- EXERCISE PROMPT
Take every line from the listing below that includes "Liberal" and copy it.
** BEGIN RECORD LIST **
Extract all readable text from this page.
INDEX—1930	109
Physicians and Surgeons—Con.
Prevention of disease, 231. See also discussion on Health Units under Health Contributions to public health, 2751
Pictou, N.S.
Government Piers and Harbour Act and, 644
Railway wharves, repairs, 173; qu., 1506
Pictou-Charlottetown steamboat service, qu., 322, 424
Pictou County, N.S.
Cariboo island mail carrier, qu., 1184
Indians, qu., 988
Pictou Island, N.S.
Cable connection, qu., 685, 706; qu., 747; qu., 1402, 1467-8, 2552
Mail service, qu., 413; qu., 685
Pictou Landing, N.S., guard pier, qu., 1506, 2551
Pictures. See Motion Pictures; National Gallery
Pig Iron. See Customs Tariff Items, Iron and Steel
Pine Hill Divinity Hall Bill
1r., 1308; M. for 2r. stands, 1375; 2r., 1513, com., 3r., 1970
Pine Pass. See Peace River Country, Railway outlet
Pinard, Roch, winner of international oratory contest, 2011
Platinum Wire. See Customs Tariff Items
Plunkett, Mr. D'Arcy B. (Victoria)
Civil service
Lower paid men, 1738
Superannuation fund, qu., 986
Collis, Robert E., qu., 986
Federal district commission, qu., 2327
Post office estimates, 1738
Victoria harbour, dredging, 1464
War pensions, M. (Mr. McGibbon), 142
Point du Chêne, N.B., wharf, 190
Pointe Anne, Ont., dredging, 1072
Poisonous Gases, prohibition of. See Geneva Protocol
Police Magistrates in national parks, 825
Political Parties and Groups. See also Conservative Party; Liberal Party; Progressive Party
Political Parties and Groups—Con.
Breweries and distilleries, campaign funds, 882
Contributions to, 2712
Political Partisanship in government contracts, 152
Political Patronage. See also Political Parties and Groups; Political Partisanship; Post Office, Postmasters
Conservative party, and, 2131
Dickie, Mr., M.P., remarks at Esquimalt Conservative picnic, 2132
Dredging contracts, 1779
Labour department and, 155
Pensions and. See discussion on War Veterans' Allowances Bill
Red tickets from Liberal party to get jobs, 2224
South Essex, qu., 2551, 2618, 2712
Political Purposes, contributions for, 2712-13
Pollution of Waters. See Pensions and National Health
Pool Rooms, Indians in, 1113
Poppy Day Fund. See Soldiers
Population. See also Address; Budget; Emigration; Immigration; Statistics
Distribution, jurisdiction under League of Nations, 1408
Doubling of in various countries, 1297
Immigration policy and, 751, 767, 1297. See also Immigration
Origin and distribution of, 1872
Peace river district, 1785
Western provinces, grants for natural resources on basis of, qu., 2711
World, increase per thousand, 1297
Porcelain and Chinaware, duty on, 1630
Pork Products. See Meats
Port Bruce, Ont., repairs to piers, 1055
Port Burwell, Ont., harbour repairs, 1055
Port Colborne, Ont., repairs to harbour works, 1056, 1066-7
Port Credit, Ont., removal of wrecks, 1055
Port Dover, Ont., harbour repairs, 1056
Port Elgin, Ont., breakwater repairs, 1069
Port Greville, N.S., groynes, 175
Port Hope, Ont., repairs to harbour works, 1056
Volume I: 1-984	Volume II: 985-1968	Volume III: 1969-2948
** END RECORD LIST **
** BEGIN RECORD LIST **
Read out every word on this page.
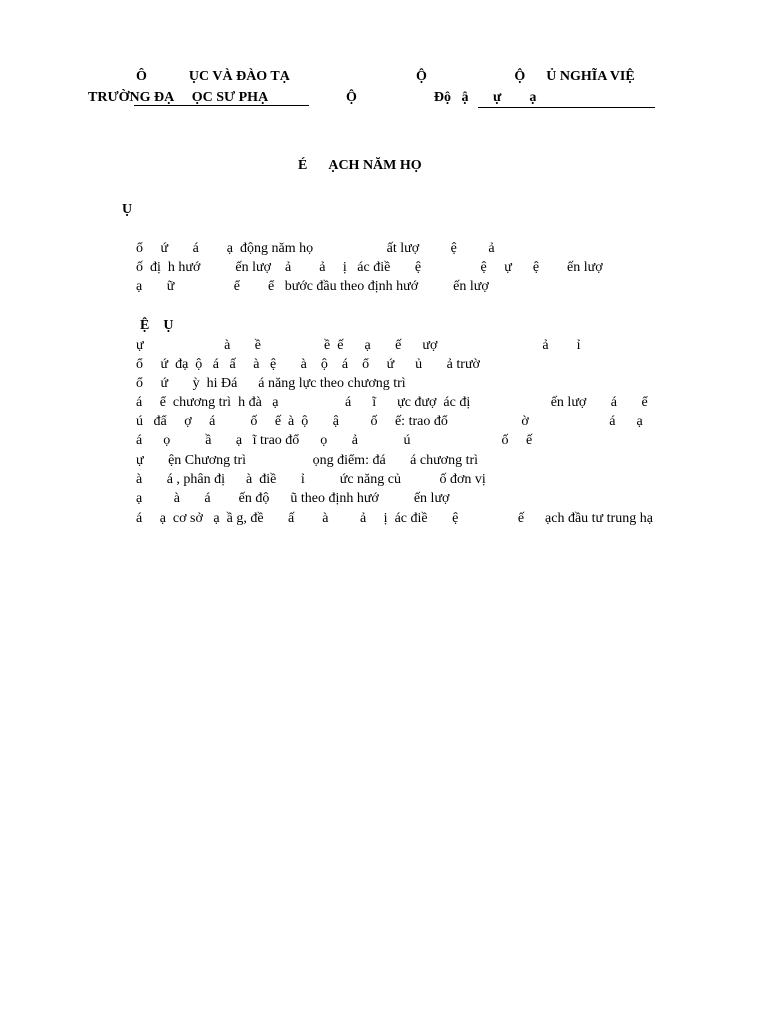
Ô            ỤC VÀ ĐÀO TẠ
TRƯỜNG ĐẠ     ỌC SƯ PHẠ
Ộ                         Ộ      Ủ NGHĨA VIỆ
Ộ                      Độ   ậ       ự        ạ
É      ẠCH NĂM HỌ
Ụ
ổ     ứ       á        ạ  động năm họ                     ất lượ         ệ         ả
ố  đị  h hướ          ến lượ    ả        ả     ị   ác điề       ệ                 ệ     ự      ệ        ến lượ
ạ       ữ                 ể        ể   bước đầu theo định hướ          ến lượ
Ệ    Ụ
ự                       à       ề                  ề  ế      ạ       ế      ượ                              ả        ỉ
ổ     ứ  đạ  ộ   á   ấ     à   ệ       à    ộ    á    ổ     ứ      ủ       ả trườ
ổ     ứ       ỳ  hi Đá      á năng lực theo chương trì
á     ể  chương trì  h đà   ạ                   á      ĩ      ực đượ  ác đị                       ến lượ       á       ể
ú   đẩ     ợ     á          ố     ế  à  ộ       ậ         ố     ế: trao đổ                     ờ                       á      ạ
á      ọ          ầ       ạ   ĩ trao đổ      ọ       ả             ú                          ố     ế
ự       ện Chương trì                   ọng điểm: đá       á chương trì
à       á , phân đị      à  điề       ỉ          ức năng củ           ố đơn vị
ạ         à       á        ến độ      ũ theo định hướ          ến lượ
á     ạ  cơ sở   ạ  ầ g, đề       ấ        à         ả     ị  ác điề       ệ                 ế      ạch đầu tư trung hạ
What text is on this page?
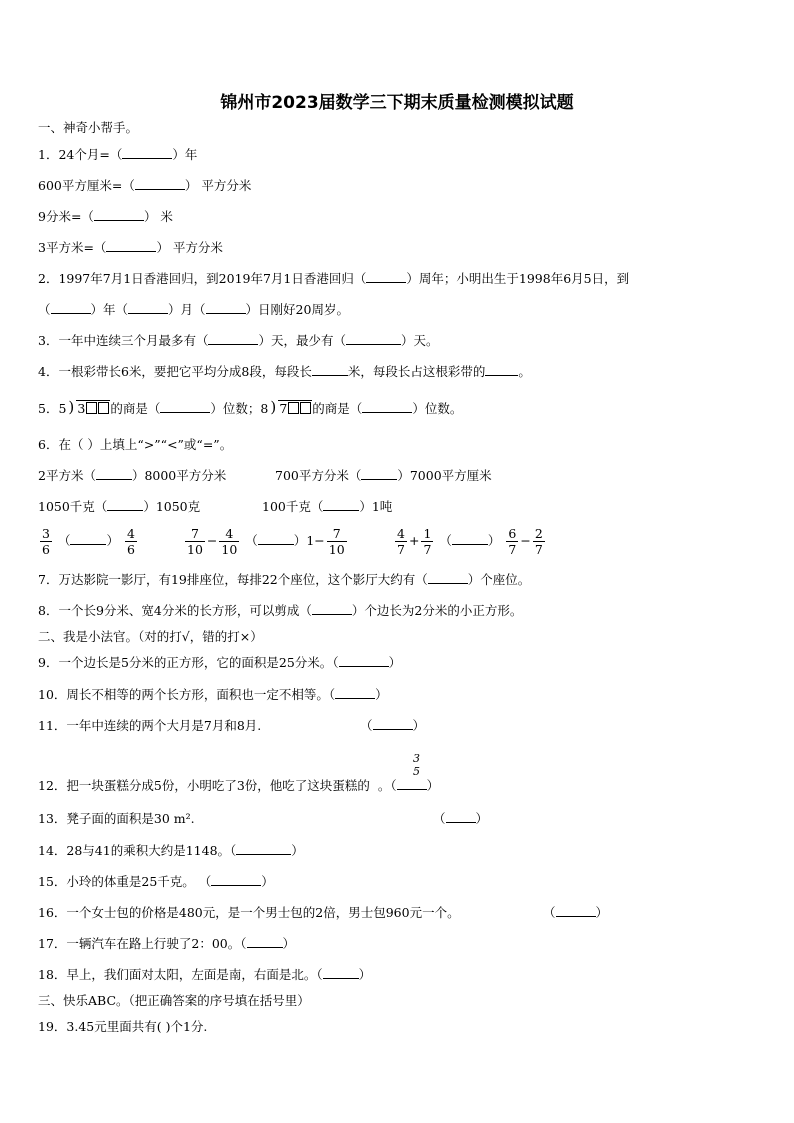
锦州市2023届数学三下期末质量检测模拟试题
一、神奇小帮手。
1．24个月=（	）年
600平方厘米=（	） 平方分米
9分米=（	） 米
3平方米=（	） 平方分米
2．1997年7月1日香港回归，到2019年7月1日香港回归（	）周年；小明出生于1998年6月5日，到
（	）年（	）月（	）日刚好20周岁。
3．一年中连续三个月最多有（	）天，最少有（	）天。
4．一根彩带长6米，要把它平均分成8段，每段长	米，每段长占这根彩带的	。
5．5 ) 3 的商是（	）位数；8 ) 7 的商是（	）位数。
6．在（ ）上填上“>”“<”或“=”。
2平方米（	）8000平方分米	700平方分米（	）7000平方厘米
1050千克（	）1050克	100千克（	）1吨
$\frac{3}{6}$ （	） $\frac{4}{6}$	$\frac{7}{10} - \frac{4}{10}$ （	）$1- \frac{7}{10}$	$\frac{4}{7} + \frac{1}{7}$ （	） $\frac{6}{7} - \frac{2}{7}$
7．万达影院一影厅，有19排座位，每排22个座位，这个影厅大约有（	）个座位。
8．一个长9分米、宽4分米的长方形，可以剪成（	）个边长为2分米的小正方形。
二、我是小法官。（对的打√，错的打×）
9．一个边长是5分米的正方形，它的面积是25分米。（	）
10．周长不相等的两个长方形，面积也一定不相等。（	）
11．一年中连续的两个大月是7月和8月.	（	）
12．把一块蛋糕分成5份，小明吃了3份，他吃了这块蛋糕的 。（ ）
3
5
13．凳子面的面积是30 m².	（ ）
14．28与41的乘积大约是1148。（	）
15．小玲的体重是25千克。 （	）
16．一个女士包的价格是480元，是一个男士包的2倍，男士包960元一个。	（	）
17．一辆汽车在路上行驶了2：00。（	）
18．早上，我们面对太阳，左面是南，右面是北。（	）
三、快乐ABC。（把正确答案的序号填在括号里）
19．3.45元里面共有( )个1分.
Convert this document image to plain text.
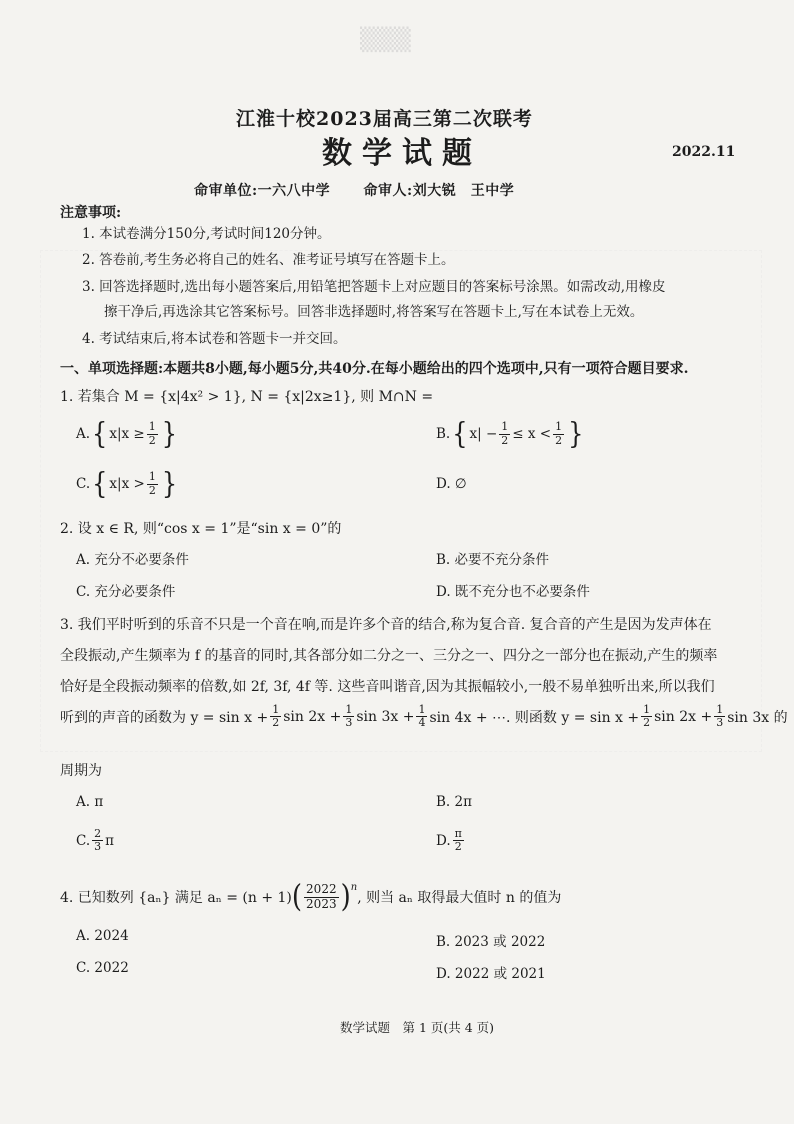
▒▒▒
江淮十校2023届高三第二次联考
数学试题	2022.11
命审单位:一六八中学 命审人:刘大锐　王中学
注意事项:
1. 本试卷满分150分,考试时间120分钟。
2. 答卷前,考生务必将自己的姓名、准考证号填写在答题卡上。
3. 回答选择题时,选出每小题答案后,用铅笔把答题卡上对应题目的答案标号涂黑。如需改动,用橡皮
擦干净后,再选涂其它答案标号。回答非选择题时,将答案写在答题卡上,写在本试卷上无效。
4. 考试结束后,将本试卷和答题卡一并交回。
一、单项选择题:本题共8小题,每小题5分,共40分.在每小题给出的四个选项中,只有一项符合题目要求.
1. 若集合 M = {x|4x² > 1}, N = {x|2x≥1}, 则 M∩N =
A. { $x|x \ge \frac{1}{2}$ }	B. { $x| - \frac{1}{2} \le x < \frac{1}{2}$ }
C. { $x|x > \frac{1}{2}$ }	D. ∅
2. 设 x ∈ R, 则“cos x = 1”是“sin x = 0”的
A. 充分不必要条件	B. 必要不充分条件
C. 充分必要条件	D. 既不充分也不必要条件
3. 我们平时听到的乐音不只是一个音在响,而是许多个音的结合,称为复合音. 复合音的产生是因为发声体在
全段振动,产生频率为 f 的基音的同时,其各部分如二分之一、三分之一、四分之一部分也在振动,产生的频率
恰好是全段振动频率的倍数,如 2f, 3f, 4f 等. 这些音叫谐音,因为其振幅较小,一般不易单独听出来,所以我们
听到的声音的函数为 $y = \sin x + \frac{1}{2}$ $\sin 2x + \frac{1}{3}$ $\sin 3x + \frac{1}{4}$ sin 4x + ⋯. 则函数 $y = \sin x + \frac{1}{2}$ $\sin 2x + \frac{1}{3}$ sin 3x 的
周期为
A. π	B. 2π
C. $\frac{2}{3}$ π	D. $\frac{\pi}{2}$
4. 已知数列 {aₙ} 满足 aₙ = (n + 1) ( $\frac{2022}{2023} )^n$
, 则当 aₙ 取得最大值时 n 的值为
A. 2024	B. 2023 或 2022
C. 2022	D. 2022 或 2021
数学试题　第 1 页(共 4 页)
** END RECORD LIST **
- ANSWER TO THIS TASK
Political Parties and Groups. See also Conservative Party; Liberal Party; Progressive Party
Red tickets from Liberal party to get jobs, 2224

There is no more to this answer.